# DATASET:
■ ■ ■ ■

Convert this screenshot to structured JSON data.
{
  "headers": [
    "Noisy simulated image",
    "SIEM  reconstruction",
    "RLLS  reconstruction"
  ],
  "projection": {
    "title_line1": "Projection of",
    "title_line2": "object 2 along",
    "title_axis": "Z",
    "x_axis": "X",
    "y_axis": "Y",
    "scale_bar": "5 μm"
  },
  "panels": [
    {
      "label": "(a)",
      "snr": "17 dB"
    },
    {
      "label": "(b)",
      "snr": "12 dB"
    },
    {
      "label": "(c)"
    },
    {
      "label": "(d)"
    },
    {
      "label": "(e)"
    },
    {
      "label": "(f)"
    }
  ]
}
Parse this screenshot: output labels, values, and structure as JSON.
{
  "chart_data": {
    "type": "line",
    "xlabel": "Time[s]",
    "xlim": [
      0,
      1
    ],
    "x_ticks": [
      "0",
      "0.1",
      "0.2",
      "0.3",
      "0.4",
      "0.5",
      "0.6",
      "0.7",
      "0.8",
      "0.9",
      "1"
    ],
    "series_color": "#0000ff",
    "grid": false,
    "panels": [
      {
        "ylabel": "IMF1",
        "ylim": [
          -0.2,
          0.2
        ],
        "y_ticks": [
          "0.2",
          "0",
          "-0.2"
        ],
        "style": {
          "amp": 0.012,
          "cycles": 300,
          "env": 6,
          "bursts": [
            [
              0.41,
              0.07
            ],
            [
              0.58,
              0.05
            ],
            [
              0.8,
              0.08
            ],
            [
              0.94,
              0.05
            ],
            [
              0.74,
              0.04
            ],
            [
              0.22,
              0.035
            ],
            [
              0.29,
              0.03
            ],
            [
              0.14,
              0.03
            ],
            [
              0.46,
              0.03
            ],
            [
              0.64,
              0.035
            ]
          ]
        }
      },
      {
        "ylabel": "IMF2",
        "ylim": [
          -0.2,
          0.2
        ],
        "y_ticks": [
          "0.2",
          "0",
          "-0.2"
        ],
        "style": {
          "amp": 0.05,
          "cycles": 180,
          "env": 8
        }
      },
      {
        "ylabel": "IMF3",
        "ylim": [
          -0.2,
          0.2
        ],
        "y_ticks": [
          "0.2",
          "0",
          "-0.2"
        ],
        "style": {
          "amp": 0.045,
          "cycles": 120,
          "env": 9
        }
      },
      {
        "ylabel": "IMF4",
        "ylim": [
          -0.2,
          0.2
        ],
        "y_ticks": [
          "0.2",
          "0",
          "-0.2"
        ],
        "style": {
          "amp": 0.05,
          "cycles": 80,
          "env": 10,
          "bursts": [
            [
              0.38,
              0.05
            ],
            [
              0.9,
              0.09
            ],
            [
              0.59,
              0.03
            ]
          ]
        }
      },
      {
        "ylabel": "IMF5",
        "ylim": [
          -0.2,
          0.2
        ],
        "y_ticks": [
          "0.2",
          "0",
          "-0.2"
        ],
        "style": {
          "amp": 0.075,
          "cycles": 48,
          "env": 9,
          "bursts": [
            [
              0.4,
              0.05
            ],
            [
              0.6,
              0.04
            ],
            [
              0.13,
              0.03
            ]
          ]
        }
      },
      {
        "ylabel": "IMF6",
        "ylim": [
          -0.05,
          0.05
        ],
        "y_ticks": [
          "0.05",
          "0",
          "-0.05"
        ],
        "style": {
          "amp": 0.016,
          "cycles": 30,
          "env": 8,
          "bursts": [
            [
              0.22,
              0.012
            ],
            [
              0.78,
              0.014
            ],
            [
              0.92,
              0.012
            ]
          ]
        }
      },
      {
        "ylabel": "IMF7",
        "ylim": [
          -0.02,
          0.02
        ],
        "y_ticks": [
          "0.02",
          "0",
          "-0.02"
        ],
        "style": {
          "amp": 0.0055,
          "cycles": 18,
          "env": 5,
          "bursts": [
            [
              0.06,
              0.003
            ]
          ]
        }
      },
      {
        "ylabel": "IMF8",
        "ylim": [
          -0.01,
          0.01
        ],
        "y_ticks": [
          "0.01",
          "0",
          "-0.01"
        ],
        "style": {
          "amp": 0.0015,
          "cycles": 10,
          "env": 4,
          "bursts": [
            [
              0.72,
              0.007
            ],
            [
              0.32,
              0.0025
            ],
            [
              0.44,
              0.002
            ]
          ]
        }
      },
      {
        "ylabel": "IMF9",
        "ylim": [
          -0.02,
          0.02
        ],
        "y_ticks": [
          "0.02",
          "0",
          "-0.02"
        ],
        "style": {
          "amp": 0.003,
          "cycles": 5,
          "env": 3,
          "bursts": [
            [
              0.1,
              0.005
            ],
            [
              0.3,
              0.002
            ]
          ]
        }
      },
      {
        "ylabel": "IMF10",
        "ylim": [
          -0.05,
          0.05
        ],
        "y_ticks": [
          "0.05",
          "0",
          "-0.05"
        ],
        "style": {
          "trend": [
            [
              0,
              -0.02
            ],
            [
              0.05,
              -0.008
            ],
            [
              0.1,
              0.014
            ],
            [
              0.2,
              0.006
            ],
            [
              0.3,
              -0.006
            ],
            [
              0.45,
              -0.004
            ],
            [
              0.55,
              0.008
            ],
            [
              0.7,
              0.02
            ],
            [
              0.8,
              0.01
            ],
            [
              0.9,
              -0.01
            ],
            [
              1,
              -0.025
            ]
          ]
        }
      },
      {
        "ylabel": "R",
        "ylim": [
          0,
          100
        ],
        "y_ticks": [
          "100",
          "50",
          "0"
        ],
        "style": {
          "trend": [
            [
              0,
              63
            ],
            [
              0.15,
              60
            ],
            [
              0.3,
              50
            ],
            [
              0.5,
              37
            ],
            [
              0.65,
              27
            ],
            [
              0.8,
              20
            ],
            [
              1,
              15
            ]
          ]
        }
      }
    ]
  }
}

■ ■ ■ ■

Copy every record exactly as presented.

Convert this screenshot to structured JSON data.
{
  "headers": [
    "Noisy simulated image",
    "SIEM  reconstruction",
    "RLLS  reconstruction"
  ],
  "projection": {
    "title_line1": "Projection of",
    "title_line2": "object 2 along",
    "title_axis": "Z",
    "x_axis": "X",
    "y_axis": "Y",
    "scale_bar": "5 μm"
  },
  "panels": [
    {
      "label": "(a)",
      "snr": "17 dB"
    },
    {
      "label": "(b)",
      "snr": "12 dB"
    },
    {
      "label": "(c)"
    },
    {
      "label": "(d)"
    },
    {
      "label": "(e)"
    },
    {
      "label": "(f)"
    }
  ]
}
Parse this screenshot: output labels, values, and structure as JSON.
{
  "chart_data": {
    "type": "line",
    "xlabel": "Time[s]",
    "xlim": [
      0,
      1
    ],
    "x_ticks": [
      "0",
      "0.1",
      "0.2",
      "0.3",
      "0.4",
      "0.5",
      "0.6",
      "0.7",
      "0.8",
      "0.9",
      "1"
    ],
    "series_color": "#0000ff",
    "grid": false,
    "panels": [
      {
        "ylabel": "IMF1",
        "ylim": [
          -0.2,
          0.2
        ],
        "y_ticks": [
          "0.2",
          "0",
          "-0.2"
        ],
        "style": {
          "amp": 0.012,
          "cycles": 300,
          "env": 6,
          "bursts": [
            [
              0.41,
              0.07
            ],
            [
              0.58,
              0.05
            ],
            [
              0.8,
              0.08
            ],
            [
              0.94,
              0.05
            ],
            [
              0.74,
              0.04
            ],
            [
              0.22,
              0.035
            ],
            [
              0.29,
              0.03
            ],
            [
              0.14,
              0.03
            ],
            [
              0.46,
              0.03
            ],
            [
              0.64,
              0.035
            ]
          ]
        }
      },
      {
        "ylabel": "IMF2",
        "ylim": [
          -0.2,
          0.2
        ],
        "y_ticks": [
          "0.2",
          "0",
          "-0.2"
        ],
        "style": {
          "amp": 0.05,
          "cycles": 180,
          "env": 8
        }
      },
      {
        "ylabel": "IMF3",
        "ylim": [
          -0.2,
          0.2
        ],
        "y_ticks": [
          "0.2",
          "0",
          "-0.2"
        ],
        "style": {
          "amp": 0.045,
          "cycles": 120,
          "env": 9
        }
      },
      {
        "ylabel": "IMF4",
        "ylim": [
          -0.2,
          0.2
        ],
        "y_ticks": [
          "0.2",
          "0",
          "-0.2"
        ],
        "style": {
          "amp": 0.05,
          "cycles": 80,
          "env": 10,
          "bursts": [
            [
              0.38,
              0.05
            ],
            [
              0.9,
              0.09
            ],
            [
              0.59,
              0.03
            ]
          ]
        }
      },
      {
        "ylabel": "IMF5",
        "ylim": [
          -0.2,
          0.2
        ],
        "y_ticks": [
          "0.2",
          "0",
          "-0.2"
        ],
        "style": {
          "amp": 0.075,
          "cycles": 48,
          "env": 9,
          "bursts": [
            [
              0.4,
              0.05
            ],
            [
              0.6,
              0.04
            ],
            [
              0.13,
              0.03
            ]
          ]
        }
      },
      {
        "ylabel": "IMF6",
        "ylim": [
          -0.05,
          0.05
        ],
        "y_ticks": [
          "0.05",
          "0",
          "-0.05"
        ],
        "style": {
          "amp": 0.016,
          "cycles": 30,
          "env": 8,
          "bursts": [
            [
              0.22,
              0.012
            ],
            [
              0.78,
              0.014
            ],
            [
              0.92,
              0.012
            ]
          ]
        }
      },
      {
        "ylabel": "IMF7",
        "ylim": [
          -0.02,
          0.02
        ],
        "y_ticks": [
          "0.02",
          "0",
          "-0.02"
        ],
        "style": {
          "amp": 0.0055,
          "cycles": 18,
          "env": 5,
          "bursts": [
            [
              0.06,
              0.003
            ]
          ]
        }
      },
      {
        "ylabel": "IMF8",
        "ylim": [
          -0.01,
          0.01
        ],
        "y_ticks": [
          "0.01",
          "0",
          "-0.01"
        ],
        "style": {
          "amp": 0.0015,
          "cycles": 10,
          "env": 4,
          "bursts": [
            [
              0.72,
              0.007
            ],
            [
              0.32,
              0.0025
            ],
            [
              0.44,
              0.002
            ]
          ]
        }
      },
      {
        "ylabel": "IMF9",
        "ylim": [
          -0.02,
          0.02
        ],
        "y_ticks": [
          "0.02",
          "0",
          "-0.02"
        ],
        "style": {
          "amp": 0.003,
          "cycles": 5,
          "env": 3,
          "bursts": [
            [
              0.1,
              0.005
            ],
            [
              0.3,
              0.002
            ]
          ]
        }
      },
      {
        "ylabel": "IMF10",
        "ylim": [
          -0.05,
          0.05
        ],
        "y_ticks": [
          "0.05",
          "0",
          "-0.05"
        ],
        "style": {
          "trend": [
            [
              0,
              -0.02
            ],
            [
              0.05,
              -0.008
            ],
            [
              0.1,
              0.014
            ],
            [
              0.2,
              0.006
            ],
            [
              0.3,
              -0.006
            ],
            [
              0.45,
              -0.004
            ],
            [
              0.55,
              0.008
            ],
            [
              0.7,
              0.02
            ],
            [
              0.8,
              0.01
            ],
            [
              0.9,
              -0.01
            ],
            [
              1,
              -0.025
            ]
          ]
        }
      },
      {
        "ylabel": "R",
        "ylim": [
          0,
          100
        ],
        "y_ticks": [
          "100",
          "50",
          "0"
        ],
        "style": {
          "trend": [
            [
              0,
              63
            ],
            [
              0.15,
              60
            ],
            [
              0.3,
              50
            ],
            [
              0.5,
              37
            ],
            [
              0.65,
              27
            ],
            [
              0.8,
              20
            ],
            [
              1,
              15
            ]
          ]
        }
      }
    ]
  }
}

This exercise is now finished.